■ **TASK TO CARRY OUT**
Transcribe each line exactly.

[Figure collection entries]
BEGIN

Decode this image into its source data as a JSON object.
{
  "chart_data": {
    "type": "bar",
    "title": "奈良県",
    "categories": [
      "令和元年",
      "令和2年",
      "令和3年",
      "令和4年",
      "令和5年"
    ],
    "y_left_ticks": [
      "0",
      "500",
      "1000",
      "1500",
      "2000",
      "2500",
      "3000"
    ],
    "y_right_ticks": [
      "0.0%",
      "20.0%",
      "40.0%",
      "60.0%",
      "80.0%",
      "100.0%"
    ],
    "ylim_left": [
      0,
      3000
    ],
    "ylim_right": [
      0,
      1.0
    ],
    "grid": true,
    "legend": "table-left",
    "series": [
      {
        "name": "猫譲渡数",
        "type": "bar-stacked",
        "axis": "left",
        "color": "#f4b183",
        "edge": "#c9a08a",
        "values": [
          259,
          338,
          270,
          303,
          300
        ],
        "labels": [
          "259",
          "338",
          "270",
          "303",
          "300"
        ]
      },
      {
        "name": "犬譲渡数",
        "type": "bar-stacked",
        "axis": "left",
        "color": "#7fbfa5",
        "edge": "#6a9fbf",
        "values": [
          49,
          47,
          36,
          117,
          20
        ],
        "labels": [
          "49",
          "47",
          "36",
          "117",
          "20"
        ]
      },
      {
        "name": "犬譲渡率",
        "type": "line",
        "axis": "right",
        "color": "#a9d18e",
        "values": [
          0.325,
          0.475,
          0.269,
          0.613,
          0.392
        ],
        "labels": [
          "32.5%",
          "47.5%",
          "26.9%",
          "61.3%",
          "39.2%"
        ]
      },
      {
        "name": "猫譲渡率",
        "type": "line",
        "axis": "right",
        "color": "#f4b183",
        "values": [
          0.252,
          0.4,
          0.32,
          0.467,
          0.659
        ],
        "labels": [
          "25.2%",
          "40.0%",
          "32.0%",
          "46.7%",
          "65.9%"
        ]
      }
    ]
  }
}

END

■ **SOLUTION**
Decode this image into its source data as a JSON object.
{
  "chart_data": {
    "type": "bar",
    "title": "奈良県",
    "categories": [
      "令和元年",
      "令和2年",
      "令和3年",
      "令和4年",
      "令和5年"
    ],
    "y_left_ticks": [
      "0",
      "500",
      "1000",
      "1500",
      "2000",
      "2500",
      "3000"
    ],
    "y_right_ticks": [
      "0.0%",
      "20.0%",
      "40.0%",
      "60.0%",
      "80.0%",
      "100.0%"
    ],
    "ylim_left": [
      0,
      3000
    ],
    "ylim_right": [
      0,
      1.0
    ],
    "grid": true,
    "legend": "table-left",
    "series": [
      {
        "name": "猫譲渡数",
        "type": "bar-stacked",
        "axis": "left",
        "color": "#f4b183",
        "edge": "#c9a08a",
        "values": [
          259,
          338,
          270,
          303,
          300
        ],
        "labels": [
          "259",
          "338",
          "270",
          "303",
          "300"
        ]
      },
      {
        "name": "犬譲渡数",
        "type": "bar-stacked",
        "axis": "left",
        "color": "#7fbfa5",
        "edge": "#6a9fbf",
        "values": [
          49,
          47,
          36,
          117,
          20
        ],
        "labels": [
          "49",
          "47",
          "36",
          "117",
          "20"
        ]
      },
      {
        "name": "犬譲渡率",
        "type": "line",
        "axis": "right",
        "color": "#a9d18e",
        "values": [
          0.325,
          0.475,
          0.269,
          0.613,
          0.392
        ],
        "labels": [
          "32.5%",
          "47.5%",
          "26.9%",
          "61.3%",
          "39.2%"
        ]
      },
      {
        "name": "猫譲渡率",
        "type": "line",
        "axis": "right",
        "color": "#f4b183",
        "values": [
          0.252,
          0.4,
          0.32,
          0.467,
          0.659
        ],
        "labels": [
          "25.2%",
          "40.0%",
          "32.0%",
          "46.7%",
          "65.9%"
        ]
      }
    ]
  }
}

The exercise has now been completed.